▶ _Your goal_
Report only the number of lines in this material that include the string "account".

▼

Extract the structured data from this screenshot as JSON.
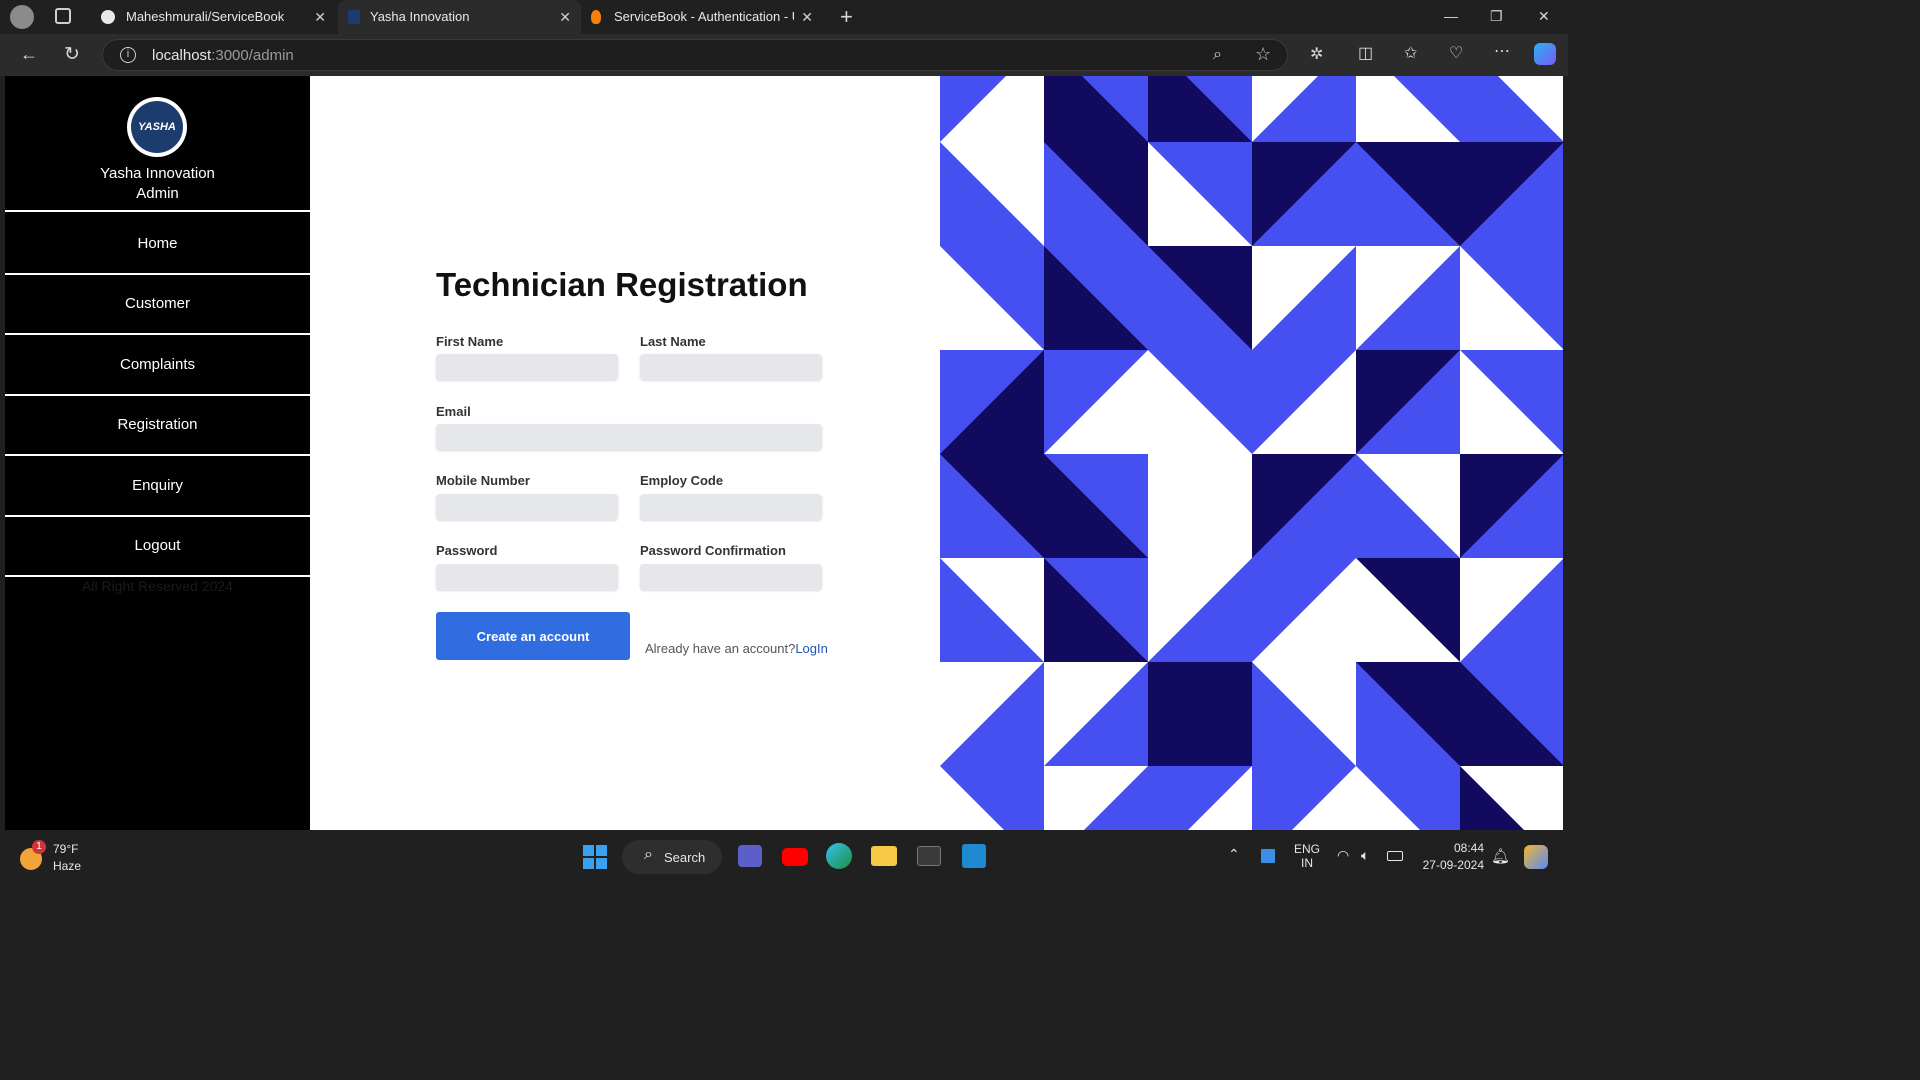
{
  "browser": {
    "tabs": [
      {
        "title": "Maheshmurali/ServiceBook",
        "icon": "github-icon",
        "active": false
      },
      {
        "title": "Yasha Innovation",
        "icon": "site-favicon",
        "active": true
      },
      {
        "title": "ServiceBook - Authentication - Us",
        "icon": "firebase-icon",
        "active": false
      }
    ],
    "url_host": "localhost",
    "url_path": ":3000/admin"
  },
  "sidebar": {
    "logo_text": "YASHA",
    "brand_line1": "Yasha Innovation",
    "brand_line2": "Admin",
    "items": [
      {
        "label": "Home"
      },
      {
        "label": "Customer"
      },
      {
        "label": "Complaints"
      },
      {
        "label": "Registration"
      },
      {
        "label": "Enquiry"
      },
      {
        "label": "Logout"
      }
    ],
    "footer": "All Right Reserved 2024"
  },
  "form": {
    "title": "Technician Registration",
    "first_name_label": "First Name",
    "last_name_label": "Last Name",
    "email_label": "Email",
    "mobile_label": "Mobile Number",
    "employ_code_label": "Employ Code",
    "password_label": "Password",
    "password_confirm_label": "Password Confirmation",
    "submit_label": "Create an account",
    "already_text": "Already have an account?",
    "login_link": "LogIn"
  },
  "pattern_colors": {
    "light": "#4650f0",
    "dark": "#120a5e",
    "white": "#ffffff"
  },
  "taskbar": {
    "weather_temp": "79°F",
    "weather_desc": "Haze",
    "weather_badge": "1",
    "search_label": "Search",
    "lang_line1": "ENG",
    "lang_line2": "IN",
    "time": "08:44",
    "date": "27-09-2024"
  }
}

▲
▼

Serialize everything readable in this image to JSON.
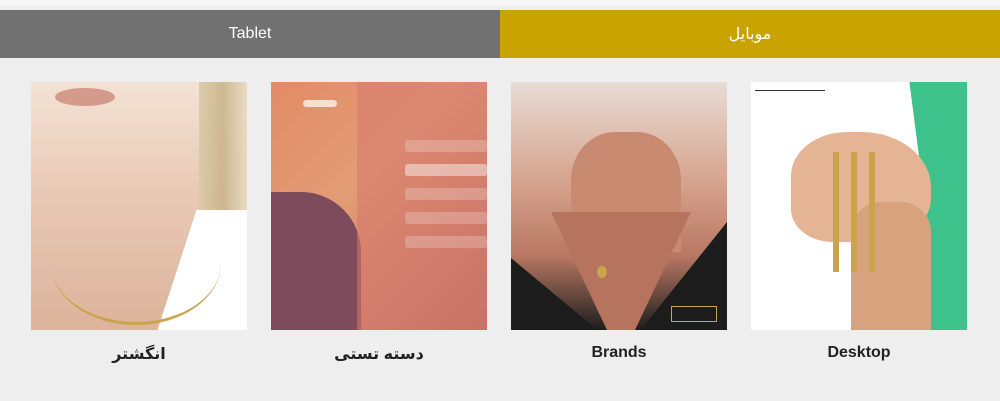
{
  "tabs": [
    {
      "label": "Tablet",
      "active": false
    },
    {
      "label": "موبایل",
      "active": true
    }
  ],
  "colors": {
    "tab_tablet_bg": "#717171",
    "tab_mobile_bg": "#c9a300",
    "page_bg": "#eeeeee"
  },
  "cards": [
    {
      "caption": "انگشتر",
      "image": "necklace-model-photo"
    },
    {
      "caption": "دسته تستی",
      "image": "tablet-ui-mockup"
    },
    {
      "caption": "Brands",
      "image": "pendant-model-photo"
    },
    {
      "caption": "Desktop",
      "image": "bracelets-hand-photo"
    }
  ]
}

▲

▶ _Output_
2